Given request => Using the Poetry Matters page below, state when the journal began.

Passage to read =>
==================================================
About Poety Matters

Poetry Matters is a home-grown print poetry journal that began in Spring 2006.

Censorship can take many forms. The inability to find a place of publication can be social censorship.


Poetry is freedom. Anyone can write poetry.


Nevertheless, it takes a lot of work to create the poetry that reaches the places only poetry knows.


Whoever you are, wherever you are,
Poetry Matters welcomes you as readers and writers.

Contact me about submissions and subscriptions: poetry.clh@gmail.com

08 August 2017

'Wilderness has no words'

From March 1979

Sick of those who come with words, words but no language,
I make my way to the snow-covered island.

Wilderness has no words. The unwritten pages
Stretch out in all directions.

I come across this line of deer-slots in the snow: a language,
Language without words.

Tomas Tranströmer 

translated by Robin Robertson 


The Deleted World, 2006, Enitharmon Press

What matters is silent. Or is heard, but no words have been used.
==================================================
Entries provided =>

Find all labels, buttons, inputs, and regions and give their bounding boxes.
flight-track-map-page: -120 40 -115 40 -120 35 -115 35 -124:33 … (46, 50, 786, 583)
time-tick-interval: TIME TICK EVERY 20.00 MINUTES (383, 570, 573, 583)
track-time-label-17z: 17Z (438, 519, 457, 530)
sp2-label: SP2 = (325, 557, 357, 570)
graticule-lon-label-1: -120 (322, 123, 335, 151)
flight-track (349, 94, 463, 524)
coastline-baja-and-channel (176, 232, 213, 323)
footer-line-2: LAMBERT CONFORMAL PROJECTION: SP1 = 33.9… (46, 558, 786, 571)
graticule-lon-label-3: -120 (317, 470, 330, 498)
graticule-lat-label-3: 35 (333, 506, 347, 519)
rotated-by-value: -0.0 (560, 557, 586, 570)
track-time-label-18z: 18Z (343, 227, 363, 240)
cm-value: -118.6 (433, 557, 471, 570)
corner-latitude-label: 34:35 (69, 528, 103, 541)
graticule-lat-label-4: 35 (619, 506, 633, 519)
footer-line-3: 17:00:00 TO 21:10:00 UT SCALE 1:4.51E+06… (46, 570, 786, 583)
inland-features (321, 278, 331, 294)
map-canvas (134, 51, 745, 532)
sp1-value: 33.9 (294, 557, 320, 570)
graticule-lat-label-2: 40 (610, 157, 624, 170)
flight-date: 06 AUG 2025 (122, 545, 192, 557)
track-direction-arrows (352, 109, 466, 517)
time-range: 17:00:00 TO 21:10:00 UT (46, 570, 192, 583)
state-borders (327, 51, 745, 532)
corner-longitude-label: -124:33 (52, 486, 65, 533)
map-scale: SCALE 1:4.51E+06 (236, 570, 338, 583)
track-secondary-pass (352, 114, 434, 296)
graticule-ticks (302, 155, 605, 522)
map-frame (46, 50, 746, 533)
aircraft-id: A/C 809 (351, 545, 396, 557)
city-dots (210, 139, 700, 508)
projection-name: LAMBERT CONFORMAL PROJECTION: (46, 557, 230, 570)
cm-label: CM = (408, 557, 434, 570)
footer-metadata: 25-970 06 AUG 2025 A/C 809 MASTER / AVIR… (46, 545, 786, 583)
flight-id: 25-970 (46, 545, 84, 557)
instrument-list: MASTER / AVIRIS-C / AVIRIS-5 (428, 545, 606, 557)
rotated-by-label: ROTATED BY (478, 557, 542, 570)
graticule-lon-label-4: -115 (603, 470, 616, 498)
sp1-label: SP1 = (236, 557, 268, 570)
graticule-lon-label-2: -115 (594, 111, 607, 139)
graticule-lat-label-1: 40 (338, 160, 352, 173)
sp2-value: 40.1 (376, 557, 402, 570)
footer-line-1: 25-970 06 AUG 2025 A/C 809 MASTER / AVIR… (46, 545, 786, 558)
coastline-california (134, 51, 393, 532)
==================================================
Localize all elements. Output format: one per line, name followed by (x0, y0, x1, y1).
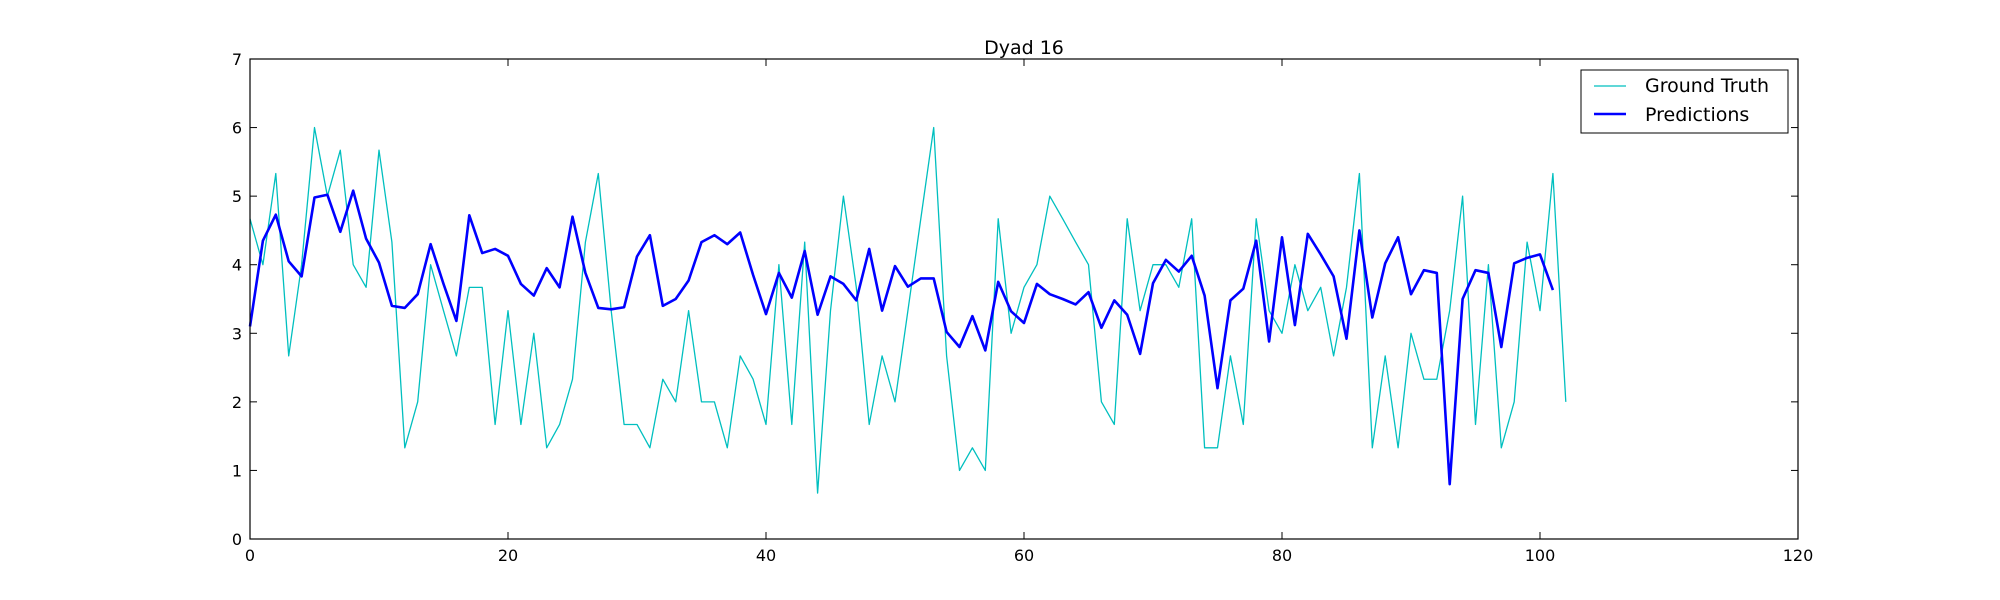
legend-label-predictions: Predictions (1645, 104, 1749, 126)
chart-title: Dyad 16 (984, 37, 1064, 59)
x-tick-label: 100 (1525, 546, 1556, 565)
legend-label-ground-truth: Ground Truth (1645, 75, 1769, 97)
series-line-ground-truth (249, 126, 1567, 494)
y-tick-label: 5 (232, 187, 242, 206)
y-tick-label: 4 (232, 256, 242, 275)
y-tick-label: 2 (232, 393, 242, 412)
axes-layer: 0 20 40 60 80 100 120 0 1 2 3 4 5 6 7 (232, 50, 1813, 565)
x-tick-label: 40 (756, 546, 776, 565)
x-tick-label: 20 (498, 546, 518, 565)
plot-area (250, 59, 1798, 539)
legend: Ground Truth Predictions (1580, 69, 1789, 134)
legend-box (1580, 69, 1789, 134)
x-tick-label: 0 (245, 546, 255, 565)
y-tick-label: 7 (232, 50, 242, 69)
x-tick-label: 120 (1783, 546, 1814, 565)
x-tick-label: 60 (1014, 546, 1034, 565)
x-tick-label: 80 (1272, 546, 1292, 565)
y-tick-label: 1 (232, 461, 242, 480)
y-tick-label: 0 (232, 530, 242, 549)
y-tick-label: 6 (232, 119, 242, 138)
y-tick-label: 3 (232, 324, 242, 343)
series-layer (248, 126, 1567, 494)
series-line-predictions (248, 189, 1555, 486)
==================================================
Response to the exercise => Spring 2006